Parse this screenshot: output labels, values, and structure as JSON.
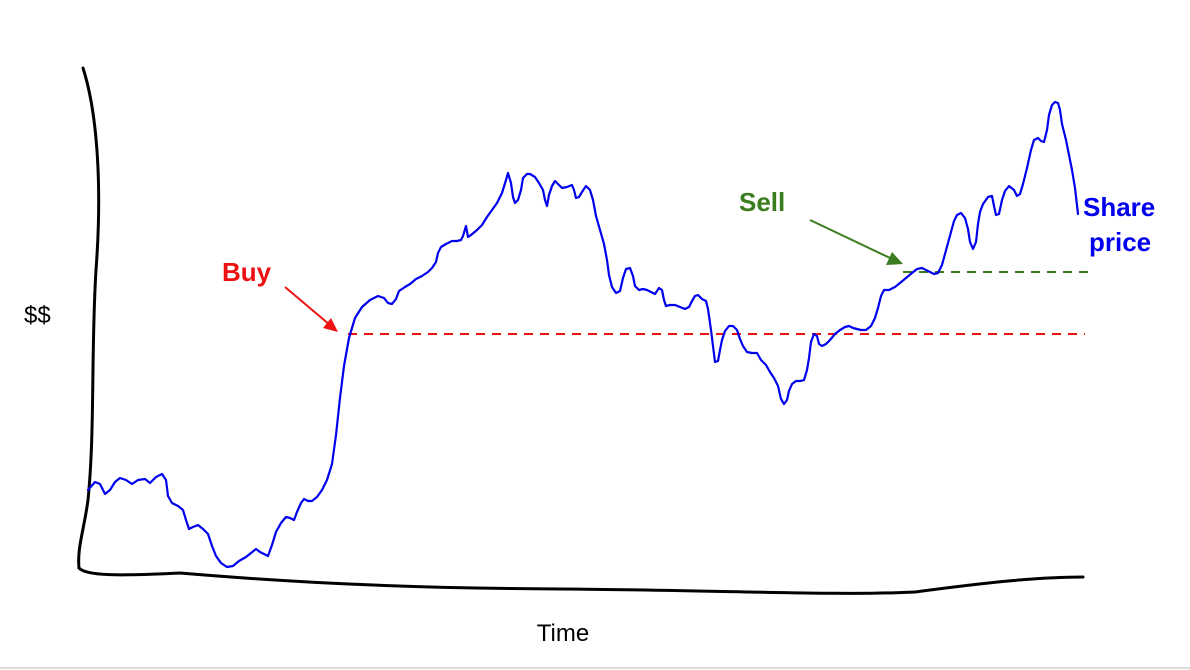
{
  "labels": {
    "y_axis": "$$",
    "x_axis": "Time",
    "buy": "Buy",
    "sell": "Sell",
    "share_line1": "Share",
    "share_line2": "price"
  },
  "colors": {
    "axis": "#000000",
    "price": "#0000ee",
    "buy": "#ee1111",
    "sell": "#3a7d1e"
  }
}
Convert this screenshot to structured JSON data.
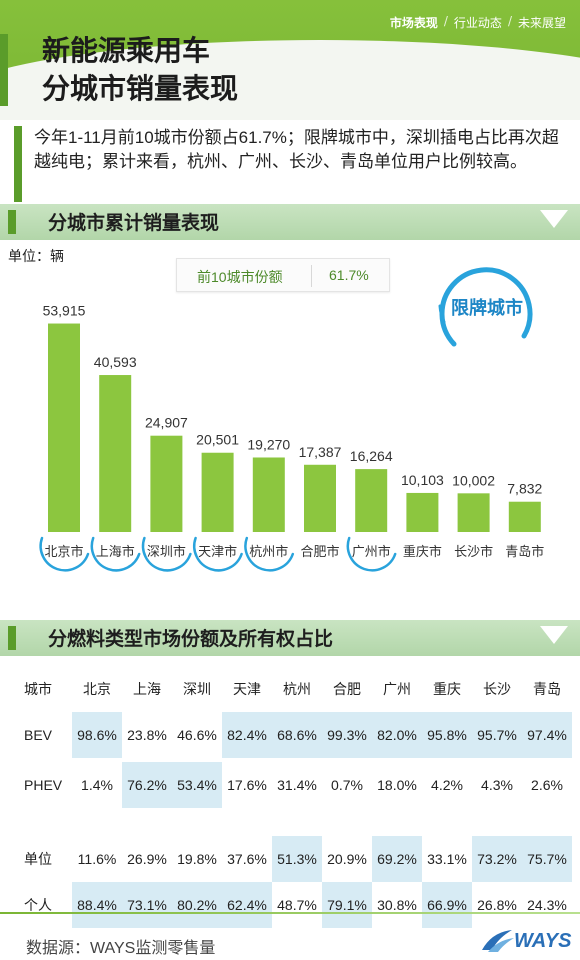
{
  "nav": {
    "items": [
      "市场表现",
      "行业动态",
      "未来展望"
    ],
    "separator": "/"
  },
  "title": {
    "line1": "新能源乘用车",
    "line2": "分城市销量表现"
  },
  "intro": "今年1-11月前10城市份额占61.7%；限牌城市中，深圳插电占比再次超越纯电；累计来看，杭州、广州、长沙、青岛单位用户比例较高。",
  "section1": {
    "title": "分城市累计销量表现",
    "unit": "单位：辆"
  },
  "top10_share": {
    "label": "前10城市份额",
    "value": "61.7%"
  },
  "legend_badge": "限牌城市",
  "chart_data": {
    "type": "bar",
    "title": "分城市累计销量表现",
    "ylabel": "单位：辆",
    "categories": [
      "北京市",
      "上海市",
      "深圳市",
      "天津市",
      "杭州市",
      "合肥市",
      "广州市",
      "重庆市",
      "长沙市",
      "青岛市"
    ],
    "values": [
      53915,
      40593,
      24907,
      20501,
      19270,
      17387,
      16264,
      10103,
      10002,
      7832
    ],
    "value_labels": [
      "53,915",
      "40,593",
      "24,907",
      "20,501",
      "19,270",
      "17,387",
      "16,264",
      "10,103",
      "10,002",
      "7,832"
    ],
    "restricted": [
      true,
      true,
      true,
      true,
      true,
      false,
      true,
      false,
      false,
      false
    ],
    "ylim": [
      0,
      60000
    ],
    "colors": {
      "bar": "#8cc63f",
      "restricted_ring": "#29a3dc"
    }
  },
  "section2": {
    "title": "分燃料类型市场份额及所有权占比"
  },
  "table": {
    "header": [
      "城市",
      "北京",
      "上海",
      "深圳",
      "天津",
      "杭州",
      "合肥",
      "广州",
      "重庆",
      "长沙",
      "青岛"
    ],
    "rows": [
      {
        "label": "BEV",
        "cells": [
          "98.6%",
          "23.8%",
          "46.6%",
          "82.4%",
          "68.6%",
          "99.3%",
          "82.0%",
          "95.8%",
          "95.7%",
          "97.4%"
        ],
        "highlight": [
          true,
          false,
          false,
          true,
          true,
          true,
          true,
          true,
          true,
          true
        ]
      },
      {
        "label": "PHEV",
        "cells": [
          "1.4%",
          "76.2%",
          "53.4%",
          "17.6%",
          "31.4%",
          "0.7%",
          "18.0%",
          "4.2%",
          "4.3%",
          "2.6%"
        ],
        "highlight": [
          false,
          true,
          true,
          false,
          false,
          false,
          false,
          false,
          false,
          false
        ]
      },
      {
        "label": "单位",
        "cells": [
          "11.6%",
          "26.9%",
          "19.8%",
          "37.6%",
          "51.3%",
          "20.9%",
          "69.2%",
          "33.1%",
          "73.2%",
          "75.7%"
        ],
        "highlight": [
          false,
          false,
          false,
          false,
          true,
          false,
          true,
          false,
          true,
          true
        ]
      },
      {
        "label": "个人",
        "cells": [
          "88.4%",
          "73.1%",
          "80.2%",
          "62.4%",
          "48.7%",
          "79.1%",
          "30.8%",
          "66.9%",
          "26.8%",
          "24.3%"
        ],
        "highlight": [
          true,
          true,
          true,
          true,
          false,
          true,
          false,
          true,
          false,
          false
        ]
      }
    ]
  },
  "footer": {
    "source": "数据源：WAYS监测零售量",
    "logo": "WAYS"
  },
  "colors": {
    "brand_green": "#7ab533",
    "dark_green": "#5a9c2a",
    "highlight_blue": "#d7ebf4",
    "ring_blue": "#29a3dc"
  }
}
################
Across the records, count the lines holding the string "title". Give the number and stop.

4